Consigne 1 —
Dans le texte sur Cali ci-dessous, relevez tous les lieux où s'étend l'incendie de la légende du colibri.

Passage choisi —
Réflexions suite à la rencontre où j’étais invitée par l’Institut Français  en novembre 2015 en Colombie sur le thème de la ville et des espaces publics à Cali.

« J’ouvrirai ce propos par le récit d’une légende Amérindienne qui évoque l’histoire d’un petit oiseau. J’en ai vu et entendu partout ici à Cali, en pleine ville, des chants magnifiques, des silhouettes graciles. Cette biodiversité est une grande richesse, une force sur laquelle s’appuyer. Alors, imaginez soudain, le feu ! Un gigantesque incendie, tout autour dans les forêts, les champs, les montagnes. Tous les animaux affolés ne sachant plus quoi faire, courent dans tous les sens et tentent de se sauver… Dans l’affolement, le petit Colibri, l’oiseau mouche, le plus petit du monde, que l’on connaît bien en Colombie, prend, vivement de l’eau dans son bec et fait des aller-retour incessants pour verser quelques gouttes sur le feu. Alors, le gros tatou qui se sauve vient le voir, et lui lance agacé « Que fais-tu petit Colibri, tu sais bien que tu n’éteindras pas le feu ? ». Alors le petit Colibri impassible lui répond « Je sais, mais je fais ma part ».

Le pouvoir d’agir

Ce récit emprunté au philosophe Pierre Rahbi trouve ses racines en Amérique latine. Il m’est revenu spontanément pendant la découverte de la ville de Cali à la recherche de leviers et d’actions. A la rencontre des gens sans doute, leurs initiatives, leurs territoires et ses potentiels, des paysages, de la vigueur des contrastes et des inégalités, des tensions. Leur détermination face aux difficultés immenses est entrée en résonnance avec ce positionnement des plus humbles qui rappelle à chacun son rôle d’acteur. Une façon d’inviter le pouvoir citoyen à reprendre toute sa place. Un sujet récurrent. Cette image m’est venue de nos riches échanges entre experts aussi, du retour des personnes rencontrées dont le quotidien semé d’embuches n’entame pas la volonté. Partant de peu, les citoyens s’organisent, luttent et font bouger le monde. Pierre Rhabi utilise cette métaphore pour encourager à investir et reconstruire la force de changement, rappeler que dans ce monde insensé, fait de destruction et de violence, d’inégalités et d’excès, sur cette terre que nous partageons, la Pachamama que nous faisons souffrir, chacun a le pouvoir d’agir. Peut être même le devoir de lutter pour transformer. A Cali, le colibri est chez lui.

Consigne 2 —
Comptez les lignes des rangées ci-dessous qui contiennent la chaîne « Pression ». Donnez uniquement ce nombre.

Données brutes —
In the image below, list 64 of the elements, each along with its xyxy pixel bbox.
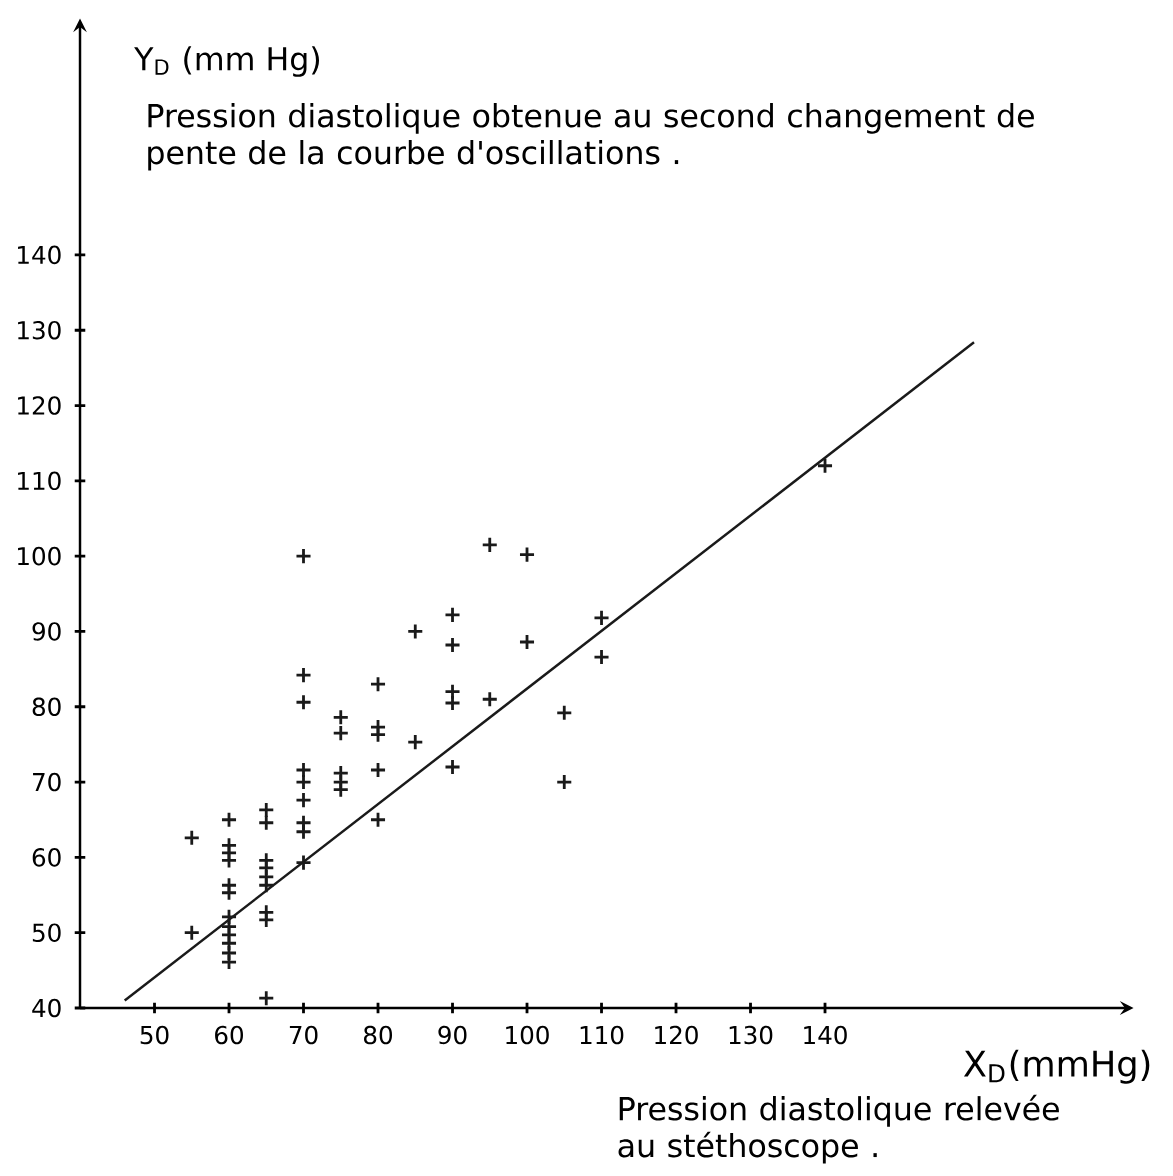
point [444,606,461,624]
point [406,733,424,751]
point [369,726,387,744]
point [481,536,499,554]
point [518,633,536,651]
point [220,884,238,902]
x-tick-label: 100 [506,1025,549,1045]
point [295,854,312,872]
annotation: Pression diastolique obtenue au second changement de pente de la courbe d'oscillations . [148,103,1034,171]
y-tick-label: 130 [18,320,61,340]
point [332,708,350,726]
point [183,829,201,847]
point [183,924,201,942]
point [444,758,461,776]
y-tick-label: 50 [32,923,61,942]
point [295,547,312,565]
point [444,636,461,654]
x-tick-label: 140 [804,1025,847,1045]
point [295,693,312,711]
point [257,801,275,819]
point [257,876,275,894]
x-tick-label: 80 [364,1025,392,1045]
x-tick-label: 90 [438,1025,467,1045]
y-tick-label: 100 [18,546,61,566]
point [481,690,499,708]
point [332,724,350,742]
y-tick-label: 40 [32,998,61,1018]
y-axis-title: Y$_{D}$ (mm Hg) [134,46,320,77]
point [257,911,275,929]
y-tick-label: 120 [18,396,61,415]
x-axis-title: X$_{D}$(mmHg) [963,1049,1150,1084]
text: Pression diastolique relevée au stéthoscope . [618,1094,1059,1164]
point [593,648,610,666]
point [593,609,610,627]
point [369,761,387,779]
point [518,546,536,564]
y-tick-label: 80 [32,697,61,717]
point [444,694,461,712]
point [369,675,387,693]
point [220,811,238,829]
y-tick-label: 90 [32,622,61,641]
point [816,457,834,475]
x-tick-label: 130 [729,1025,773,1045]
y-tick-label: 140 [18,245,61,265]
point [295,666,312,684]
point [295,791,312,809]
point [555,773,573,791]
point [295,773,312,791]
point [406,623,424,640]
x-tick-label: 60 [215,1025,243,1045]
x-tick-label: 110 [580,1025,624,1045]
x-tick-label: 120 [655,1025,698,1045]
point [220,953,238,971]
point [555,704,573,722]
y-tick-label: 70 [33,772,61,792]
point [332,781,350,799]
point [257,989,275,1007]
point [295,823,312,841]
point [257,814,275,832]
y-tick-label: 60 [32,848,61,867]
y-tick-label: 110 [18,471,61,491]
point [369,811,387,829]
x-tick-label: 70 [289,1025,318,1045]
x-tick-label: 50 [140,1025,169,1045]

Réponse 1 —
Les forêts, les champs, les montagnes.

Réponse 2 —
2